→ Aim
Among the lines of these entries, how many hold the word "dựng"? State only the number.
───── Data entries ─────
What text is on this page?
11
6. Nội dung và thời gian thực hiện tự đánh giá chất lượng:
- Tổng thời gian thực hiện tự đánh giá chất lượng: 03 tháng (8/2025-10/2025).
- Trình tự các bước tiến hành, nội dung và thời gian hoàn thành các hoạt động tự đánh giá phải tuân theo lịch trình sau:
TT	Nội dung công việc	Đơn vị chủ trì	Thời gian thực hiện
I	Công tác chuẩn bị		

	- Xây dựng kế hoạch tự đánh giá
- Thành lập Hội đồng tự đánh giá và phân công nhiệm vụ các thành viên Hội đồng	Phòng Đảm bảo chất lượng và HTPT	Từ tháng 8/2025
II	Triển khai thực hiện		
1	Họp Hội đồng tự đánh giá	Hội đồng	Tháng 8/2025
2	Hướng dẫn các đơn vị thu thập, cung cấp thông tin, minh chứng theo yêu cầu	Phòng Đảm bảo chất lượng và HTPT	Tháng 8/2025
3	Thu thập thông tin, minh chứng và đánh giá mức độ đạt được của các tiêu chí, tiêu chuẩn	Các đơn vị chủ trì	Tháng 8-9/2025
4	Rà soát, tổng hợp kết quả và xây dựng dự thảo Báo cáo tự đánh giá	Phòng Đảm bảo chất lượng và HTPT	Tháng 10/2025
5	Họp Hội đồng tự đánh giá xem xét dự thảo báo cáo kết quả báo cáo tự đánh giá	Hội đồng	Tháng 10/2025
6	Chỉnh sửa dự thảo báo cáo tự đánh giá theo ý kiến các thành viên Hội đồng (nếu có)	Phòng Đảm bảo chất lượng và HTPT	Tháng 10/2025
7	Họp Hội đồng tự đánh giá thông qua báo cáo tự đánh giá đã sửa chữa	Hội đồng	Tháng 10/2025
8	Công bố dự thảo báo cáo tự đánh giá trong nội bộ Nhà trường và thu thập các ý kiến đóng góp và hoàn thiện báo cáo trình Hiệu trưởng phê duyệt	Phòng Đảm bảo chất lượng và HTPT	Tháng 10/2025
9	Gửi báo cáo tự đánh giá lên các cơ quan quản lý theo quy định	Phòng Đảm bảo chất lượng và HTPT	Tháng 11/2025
─────
→ Answer to the problem
2